** START OF Given information **

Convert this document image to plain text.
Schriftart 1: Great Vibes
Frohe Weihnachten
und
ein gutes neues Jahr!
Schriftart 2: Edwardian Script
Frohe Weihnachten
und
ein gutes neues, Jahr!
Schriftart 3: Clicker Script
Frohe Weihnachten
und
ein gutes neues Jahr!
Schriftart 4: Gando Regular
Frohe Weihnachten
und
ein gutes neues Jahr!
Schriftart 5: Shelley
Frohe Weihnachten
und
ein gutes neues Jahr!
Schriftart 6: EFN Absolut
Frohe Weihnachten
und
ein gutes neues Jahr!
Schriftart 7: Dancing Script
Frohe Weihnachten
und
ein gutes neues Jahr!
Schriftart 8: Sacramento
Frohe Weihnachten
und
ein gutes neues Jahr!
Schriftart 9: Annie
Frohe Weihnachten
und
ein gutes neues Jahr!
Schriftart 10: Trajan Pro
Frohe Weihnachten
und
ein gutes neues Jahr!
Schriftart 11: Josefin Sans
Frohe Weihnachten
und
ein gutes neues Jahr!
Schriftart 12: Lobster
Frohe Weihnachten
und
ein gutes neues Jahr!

** END OF Given information **

» **Goal of the exercise**: Transcribe every line of the data, exactly as it stands.

» **Task response**:
Convert this document image to plain text.
Schriftart 1: Great Vibes
Frohe Weihnachten
und
ein gutes neues Jahr!
Schriftart 2: Edwardian Script
Frohe Weihnachten
und
ein gutes neues, Jahr!
Schriftart 3: Clicker Script
Frohe Weihnachten
und
ein gutes neues Jahr!
Schriftart 4: Gando Regular
Frohe Weihnachten
und
ein gutes neues Jahr!
Schriftart 5: Shelley
Frohe Weihnachten
und
ein gutes neues Jahr!
Schriftart 6: EFN Absolut
Frohe Weihnachten
und
ein gutes neues Jahr!
Schriftart 7: Dancing Script
Frohe Weihnachten
und
ein gutes neues Jahr!
Schriftart 8: Sacramento
Frohe Weihnachten
und
ein gutes neues Jahr!
Schriftart 9: Annie
Frohe Weihnachten
und
ein gutes neues Jahr!
Schriftart 10: Trajan Pro
Frohe Weihnachten
und
ein gutes neues Jahr!
Schriftart 11: Josefin Sans
Frohe Weihnachten
und
ein gutes neues Jahr!
Schriftart 12: Lobster
Frohe Weihnachten
und
ein gutes neues Jahr!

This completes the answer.